_Stated goal_
Copy every record below exactly as written, but leave out the pictures.

Data records:
--

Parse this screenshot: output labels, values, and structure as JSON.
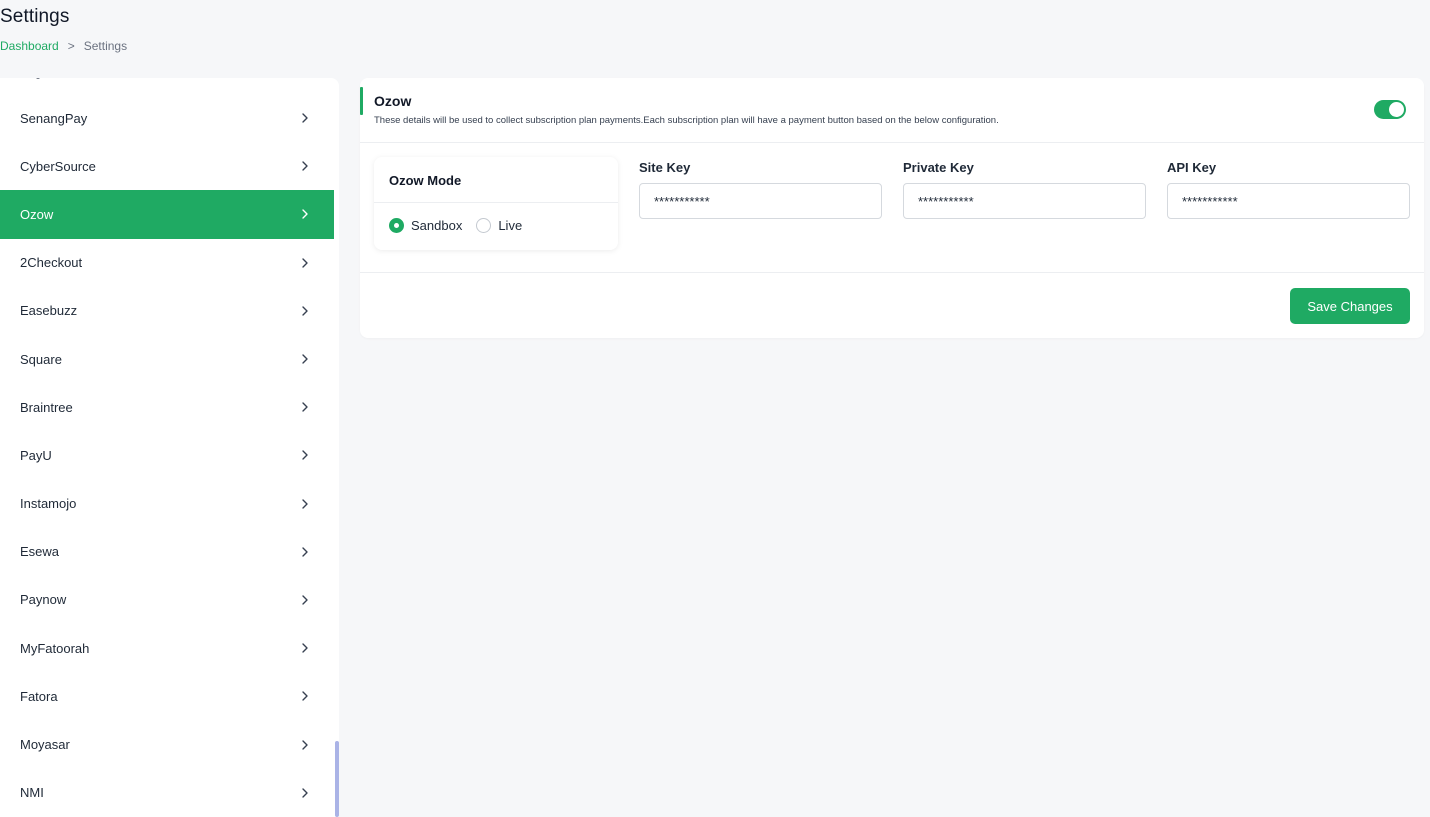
{
  "header": {
    "title": "Settings",
    "breadcrumb": {
      "home": "Dashboard",
      "separator": ">",
      "current": "Settings"
    }
  },
  "sidebar": {
    "items": [
      {
        "label": "SenangPay",
        "active": false
      },
      {
        "label": "CyberSource",
        "active": false
      },
      {
        "label": "Ozow",
        "active": true
      },
      {
        "label": "2Checkout",
        "active": false
      },
      {
        "label": "Easebuzz",
        "active": false
      },
      {
        "label": "Square",
        "active": false
      },
      {
        "label": "Braintree",
        "active": false
      },
      {
        "label": "PayU",
        "active": false
      },
      {
        "label": "Instamojo",
        "active": false
      },
      {
        "label": "Esewa",
        "active": false
      },
      {
        "label": "Paynow",
        "active": false
      },
      {
        "label": "MyFatoorah",
        "active": false
      },
      {
        "label": "Fatora",
        "active": false
      },
      {
        "label": "Moyasar",
        "active": false
      },
      {
        "label": "NMI",
        "active": false
      }
    ]
  },
  "card": {
    "title": "Ozow",
    "description": "These details will be used to collect subscription plan payments.Each subscription plan will have a payment button based on the below configuration.",
    "enabled": true,
    "mode": {
      "title": "Ozow Mode",
      "options": [
        "Sandbox",
        "Live"
      ],
      "selected": "Sandbox"
    },
    "fields": [
      {
        "label": "Site Key",
        "value": "***********"
      },
      {
        "label": "Private Key",
        "value": "***********"
      },
      {
        "label": "API Key",
        "value": "***********"
      }
    ],
    "save_label": "Save Changes"
  },
  "colors": {
    "accent": "#1faa63",
    "scrollbar": "#aab3e6"
  }
}
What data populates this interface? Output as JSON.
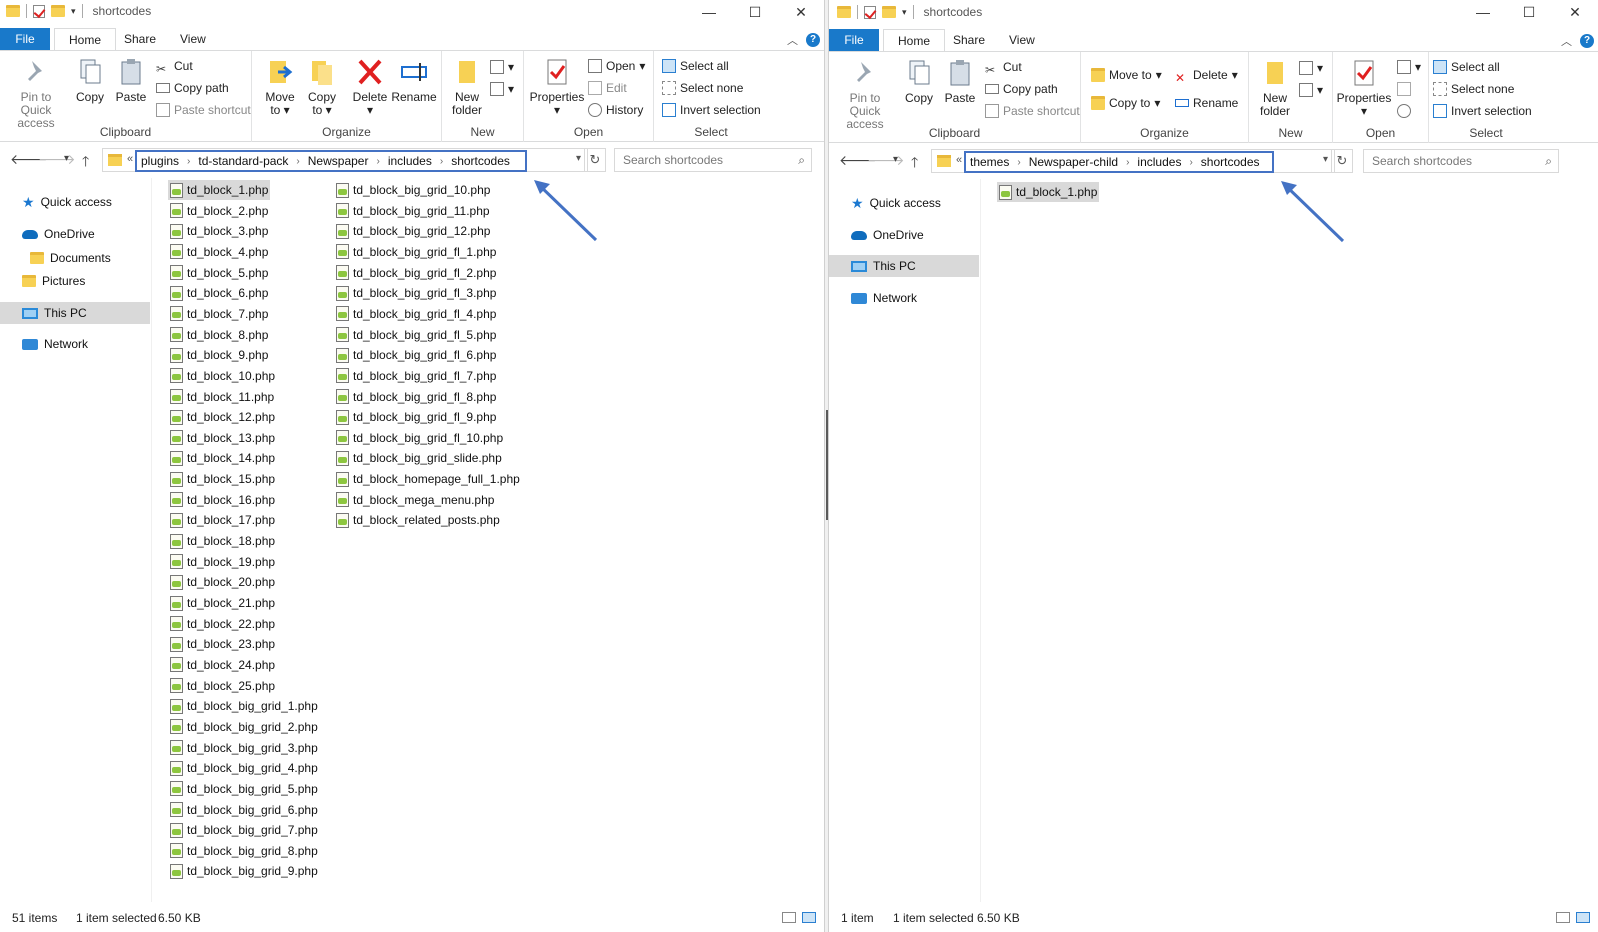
{
  "left": {
    "title": "shortcodes",
    "tabs": {
      "file": "File",
      "home": "Home",
      "share": "Share",
      "view": "View"
    },
    "ribbon": {
      "pin": "Pin to Quick access",
      "copy": "Copy",
      "paste": "Paste",
      "cut": "Cut",
      "copy_path": "Copy path",
      "paste_shortcut": "Paste shortcut",
      "clipboard": "Clipboard",
      "move_to": "Move to",
      "copy_to": "Copy to",
      "delete": "Delete",
      "rename": "Rename",
      "organize": "Organize",
      "new_folder": "New folder",
      "new": "New",
      "properties": "Properties",
      "open": "Open",
      "edit": "Edit",
      "history": "History",
      "open_group": "Open",
      "select_all": "Select all",
      "select_none": "Select none",
      "invert_selection": "Invert selection",
      "select": "Select"
    },
    "breadcrumb": [
      "plugins",
      "td-standard-pack",
      "Newspaper",
      "includes",
      "shortcodes"
    ],
    "search_placeholder": "Search shortcodes",
    "nav": [
      "Quick access",
      "OneDrive",
      "Documents",
      "Pictures",
      "This PC",
      "Network"
    ],
    "files_col1": [
      "td_block_1.php",
      "td_block_2.php",
      "td_block_3.php",
      "td_block_4.php",
      "td_block_5.php",
      "td_block_6.php",
      "td_block_7.php",
      "td_block_8.php",
      "td_block_9.php",
      "td_block_10.php",
      "td_block_11.php",
      "td_block_12.php",
      "td_block_13.php",
      "td_block_14.php",
      "td_block_15.php",
      "td_block_16.php",
      "td_block_17.php",
      "td_block_18.php",
      "td_block_19.php",
      "td_block_20.php",
      "td_block_21.php",
      "td_block_22.php",
      "td_block_23.php",
      "td_block_24.php",
      "td_block_25.php",
      "td_block_big_grid_1.php",
      "td_block_big_grid_2.php",
      "td_block_big_grid_3.php",
      "td_block_big_grid_4.php",
      "td_block_big_grid_5.php",
      "td_block_big_grid_6.php",
      "td_block_big_grid_7.php",
      "td_block_big_grid_8.php",
      "td_block_big_grid_9.php"
    ],
    "files_col2": [
      "td_block_big_grid_10.php",
      "td_block_big_grid_11.php",
      "td_block_big_grid_12.php",
      "td_block_big_grid_fl_1.php",
      "td_block_big_grid_fl_2.php",
      "td_block_big_grid_fl_3.php",
      "td_block_big_grid_fl_4.php",
      "td_block_big_grid_fl_5.php",
      "td_block_big_grid_fl_6.php",
      "td_block_big_grid_fl_7.php",
      "td_block_big_grid_fl_8.php",
      "td_block_big_grid_fl_9.php",
      "td_block_big_grid_fl_10.php",
      "td_block_big_grid_slide.php",
      "td_block_homepage_full_1.php",
      "td_block_mega_menu.php",
      "td_block_related_posts.php"
    ],
    "status": {
      "items": "51 items",
      "selected": "1 item selected",
      "size": "6.50 KB"
    }
  },
  "right": {
    "title": "shortcodes",
    "tabs": {
      "file": "File",
      "home": "Home",
      "share": "Share",
      "view": "View"
    },
    "ribbon": {
      "pin": "Pin to Quick access",
      "copy": "Copy",
      "paste": "Paste",
      "cut": "Cut",
      "copy_path": "Copy path",
      "paste_shortcut": "Paste shortcut",
      "clipboard": "Clipboard",
      "move_to": "Move to",
      "copy_to": "Copy to",
      "delete": "Delete",
      "rename": "Rename",
      "organize": "Organize",
      "new_folder": "New folder",
      "new": "New",
      "properties": "Properties",
      "open_group": "Open",
      "select_all": "Select all",
      "select_none": "Select none",
      "invert_selection": "Invert selection",
      "select": "Select"
    },
    "breadcrumb": [
      "themes",
      "Newspaper-child",
      "includes",
      "shortcodes"
    ],
    "search_placeholder": "Search shortcodes",
    "nav": [
      "Quick access",
      "OneDrive",
      "This PC",
      "Network"
    ],
    "files": [
      "td_block_1.php"
    ],
    "status": {
      "items": "1 item",
      "selected": "1 item selected",
      "size": "6.50 KB"
    }
  },
  "colors": {
    "file_tab": "#1979ca",
    "highlight": "#4472c4",
    "selection": "#d9d9d9"
  }
}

--

_Response to the task_
Parse this screenshot: output labels, values, and structure as JSON.
{
  "header": {
    "title": "Settings",
    "breadcrumb": {
      "home": "Dashboard",
      "separator": ">",
      "current": "Settings"
    }
  },
  "sidebar": {
    "items": [
      {
        "label": "SenangPay",
        "active": false
      },
      {
        "label": "CyberSource",
        "active": false
      },
      {
        "label": "Ozow",
        "active": true
      },
      {
        "label": "2Checkout",
        "active": false
      },
      {
        "label": "Easebuzz",
        "active": false
      },
      {
        "label": "Square",
        "active": false
      },
      {
        "label": "Braintree",
        "active": false
      },
      {
        "label": "PayU",
        "active": false
      },
      {
        "label": "Instamojo",
        "active": false
      },
      {
        "label": "Esewa",
        "active": false
      },
      {
        "label": "Paynow",
        "active": false
      },
      {
        "label": "MyFatoorah",
        "active": false
      },
      {
        "label": "Fatora",
        "active": false
      },
      {
        "label": "Moyasar",
        "active": false
      },
      {
        "label": "NMI",
        "active": false
      }
    ]
  },
  "card": {
    "title": "Ozow",
    "description": "These details will be used to collect subscription plan payments.Each subscription plan will have a payment button based on the below configuration.",
    "enabled": true,
    "mode": {
      "title": "Ozow Mode",
      "options": [
        "Sandbox",
        "Live"
      ],
      "selected": "Sandbox"
    },
    "fields": [
      {
        "label": "Site Key",
        "value": "***********"
      },
      {
        "label": "Private Key",
        "value": "***********"
      },
      {
        "label": "API Key",
        "value": "***********"
      }
    ],
    "save_label": "Save Changes"
  },
  "colors": {
    "accent": "#1faa63",
    "scrollbar": "#aab3e6"
  }
}
What data populates this interface? Output as JSON.
{
  "left": {
    "title": "shortcodes",
    "tabs": {
      "file": "File",
      "home": "Home",
      "share": "Share",
      "view": "View"
    },
    "ribbon": {
      "pin": "Pin to Quick access",
      "copy": "Copy",
      "paste": "Paste",
      "cut": "Cut",
      "copy_path": "Copy path",
      "paste_shortcut": "Paste shortcut",
      "clipboard": "Clipboard",
      "move_to": "Move to",
      "copy_to": "Copy to",
      "delete": "Delete",
      "rename": "Rename",
      "organize": "Organize",
      "new_folder": "New folder",
      "new": "New",
      "properties": "Properties",
      "open": "Open",
      "edit": "Edit",
      "history": "History",
      "open_group": "Open",
      "select_all": "Select all",
      "select_none": "Select none",
      "invert_selection": "Invert selection",
      "select": "Select"
    },
    "breadcrumb": [
      "plugins",
      "td-standard-pack",
      "Newspaper",
      "includes",
      "shortcodes"
    ],
    "search_placeholder": "Search shortcodes",
    "nav": [
      "Quick access",
      "OneDrive",
      "Documents",
      "Pictures",
      "This PC",
      "Network"
    ],
    "files_col1": [
      "td_block_1.php",
      "td_block_2.php",
      "td_block_3.php",
      "td_block_4.php",
      "td_block_5.php",
      "td_block_6.php",
      "td_block_7.php",
      "td_block_8.php",
      "td_block_9.php",
      "td_block_10.php",
      "td_block_11.php",
      "td_block_12.php",
      "td_block_13.php",
      "td_block_14.php",
      "td_block_15.php",
      "td_block_16.php",
      "td_block_17.php",
      "td_block_18.php",
      "td_block_19.php",
      "td_block_20.php",
      "td_block_21.php",
      "td_block_22.php",
      "td_block_23.php",
      "td_block_24.php",
      "td_block_25.php",
      "td_block_big_grid_1.php",
      "td_block_big_grid_2.php",
      "td_block_big_grid_3.php",
      "td_block_big_grid_4.php",
      "td_block_big_grid_5.php",
      "td_block_big_grid_6.php",
      "td_block_big_grid_7.php",
      "td_block_big_grid_8.php",
      "td_block_big_grid_9.php"
    ],
    "files_col2": [
      "td_block_big_grid_10.php",
      "td_block_big_grid_11.php",
      "td_block_big_grid_12.php",
      "td_block_big_grid_fl_1.php",
      "td_block_big_grid_fl_2.php",
      "td_block_big_grid_fl_3.php",
      "td_block_big_grid_fl_4.php",
      "td_block_big_grid_fl_5.php",
      "td_block_big_grid_fl_6.php",
      "td_block_big_grid_fl_7.php",
      "td_block_big_grid_fl_8.php",
      "td_block_big_grid_fl_9.php",
      "td_block_big_grid_fl_10.php",
      "td_block_big_grid_slide.php",
      "td_block_homepage_full_1.php",
      "td_block_mega_menu.php",
      "td_block_related_posts.php"
    ],
    "status": {
      "items": "51 items",
      "selected": "1 item selected",
      "size": "6.50 KB"
    }
  },
  "right": {
    "title": "shortcodes",
    "tabs": {
      "file": "File",
      "home": "Home",
      "share": "Share",
      "view": "View"
    },
    "ribbon": {
      "pin": "Pin to Quick access",
      "copy": "Copy",
      "paste": "Paste",
      "cut": "Cut",
      "copy_path": "Copy path",
      "paste_shortcut": "Paste shortcut",
      "clipboard": "Clipboard",
      "move_to": "Move to",
      "copy_to": "Copy to",
      "delete": "Delete",
      "rename": "Rename",
      "organize": "Organize",
      "new_folder": "New folder",
      "new": "New",
      "properties": "Properties",
      "open_group": "Open",
      "select_all": "Select all",
      "select_none": "Select none",
      "invert_selection": "Invert selection",
      "select": "Select"
    },
    "breadcrumb": [
      "themes",
      "Newspaper-child",
      "includes",
      "shortcodes"
    ],
    "search_placeholder": "Search shortcodes",
    "nav": [
      "Quick access",
      "OneDrive",
      "This PC",
      "Network"
    ],
    "files": [
      "td_block_1.php"
    ],
    "status": {
      "items": "1 item",
      "selected": "1 item selected",
      "size": "6.50 KB"
    }
  },
  "colors": {
    "file_tab": "#1979ca",
    "highlight": "#4472c4",
    "selection": "#d9d9d9"
  }
}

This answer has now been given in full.